What is being asked: Your task is to print all of the material verbatim.
═══ Listed records
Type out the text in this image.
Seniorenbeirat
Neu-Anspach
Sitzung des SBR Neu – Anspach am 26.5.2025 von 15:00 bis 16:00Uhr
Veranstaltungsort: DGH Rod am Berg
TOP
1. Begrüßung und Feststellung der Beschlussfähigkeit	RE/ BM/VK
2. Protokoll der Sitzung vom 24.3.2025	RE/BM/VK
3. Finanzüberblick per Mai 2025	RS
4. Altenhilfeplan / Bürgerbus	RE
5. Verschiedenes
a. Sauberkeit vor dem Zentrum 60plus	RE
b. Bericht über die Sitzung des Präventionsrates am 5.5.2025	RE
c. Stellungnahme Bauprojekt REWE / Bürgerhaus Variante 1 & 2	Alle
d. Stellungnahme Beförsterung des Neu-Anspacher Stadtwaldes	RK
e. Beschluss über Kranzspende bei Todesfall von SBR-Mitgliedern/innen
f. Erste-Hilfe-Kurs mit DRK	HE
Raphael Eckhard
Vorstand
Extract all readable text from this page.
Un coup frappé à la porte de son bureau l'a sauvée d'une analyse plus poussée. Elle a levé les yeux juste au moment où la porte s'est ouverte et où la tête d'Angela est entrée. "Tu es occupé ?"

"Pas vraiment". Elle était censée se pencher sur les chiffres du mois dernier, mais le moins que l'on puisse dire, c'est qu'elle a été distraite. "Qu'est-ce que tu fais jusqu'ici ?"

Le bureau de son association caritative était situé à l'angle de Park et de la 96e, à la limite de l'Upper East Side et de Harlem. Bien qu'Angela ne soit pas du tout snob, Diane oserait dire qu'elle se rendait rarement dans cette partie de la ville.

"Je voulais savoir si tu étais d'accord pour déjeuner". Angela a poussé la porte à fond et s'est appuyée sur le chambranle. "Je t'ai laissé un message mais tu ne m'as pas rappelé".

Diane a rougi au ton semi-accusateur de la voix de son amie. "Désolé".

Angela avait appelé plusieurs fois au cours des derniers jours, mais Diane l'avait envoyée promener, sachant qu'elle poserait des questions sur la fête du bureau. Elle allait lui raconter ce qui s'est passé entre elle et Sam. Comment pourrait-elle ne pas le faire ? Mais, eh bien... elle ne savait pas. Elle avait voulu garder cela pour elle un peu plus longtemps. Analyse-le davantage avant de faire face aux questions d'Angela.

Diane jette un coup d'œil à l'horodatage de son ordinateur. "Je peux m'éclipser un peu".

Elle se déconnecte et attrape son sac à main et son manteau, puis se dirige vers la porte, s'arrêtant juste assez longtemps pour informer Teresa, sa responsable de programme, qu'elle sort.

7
══════
Result:
Type out the text in this image.
Seniorenbeirat
Neu-Anspach
Sitzung des SBR Neu – Anspach am 26.5.2025 von 15:00 bis 16:00Uhr
Veranstaltungsort: DGH Rod am Berg
TOP
1. Begrüßung und Feststellung der Beschlussfähigkeit	RE/ BM/VK
2. Protokoll der Sitzung vom 24.3.2025	RE/BM/VK
3. Finanzüberblick per Mai 2025	RS
4. Altenhilfeplan / Bürgerbus	RE
5. Verschiedenes
a. Sauberkeit vor dem Zentrum 60plus	RE
b. Bericht über die Sitzung des Präventionsrates am 5.5.2025	RE
c. Stellungnahme Bauprojekt REWE / Bürgerhaus Variante 1 & 2	Alle
d. Stellungnahme Beförsterung des Neu-Anspacher Stadtwaldes	RK
e. Beschluss über Kranzspende bei Todesfall von SBR-Mitgliedern/innen
f. Erste-Hilfe-Kurs mit DRK	HE
Raphael Eckhard
Vorstand
Extract all readable text from this page.
Un coup frappé à la porte de son bureau l'a sauvée d'une analyse plus poussée. Elle a levé les yeux juste au moment où la porte s'est ouverte et où la tête d'Angela est entrée. "Tu es occupé ?"

"Pas vraiment". Elle était censée se pencher sur les chiffres du mois dernier, mais le moins que l'on puisse dire, c'est qu'elle a été distraite. "Qu'est-ce que tu fais jusqu'ici ?"

Le bureau de son association caritative était situé à l'angle de Park et de la 96e, à la limite de l'Upper East Side et de Harlem. Bien qu'Angela ne soit pas du tout snob, Diane oserait dire qu'elle se rendait rarement dans cette partie de la ville.

"Je voulais savoir si tu étais d'accord pour déjeuner". Angela a poussé la porte à fond et s'est appuyée sur le chambranle. "Je t'ai laissé un message mais tu ne m'as pas rappelé".

Diane a rougi au ton semi-accusateur de la voix de son amie. "Désolé".

Angela avait appelé plusieurs fois au cours des derniers jours, mais Diane l'avait envoyée promener, sachant qu'elle poserait des questions sur la fête du bureau. Elle allait lui raconter ce qui s'est passé entre elle et Sam. Comment pourrait-elle ne pas le faire ? Mais, eh bien... elle ne savait pas. Elle avait voulu garder cela pour elle un peu plus longtemps. Analyse-le davantage avant de faire face aux questions d'Angela.

Diane jette un coup d'œil à l'horodatage de son ordinateur. "Je peux m'éclipser un peu".

Elle se déconnecte et attrape son sac à main et son manteau, puis se dirige vers la porte, s'arrêtant juste assez longtemps pour informer Teresa, sa responsable de programme, qu'elle sort.

7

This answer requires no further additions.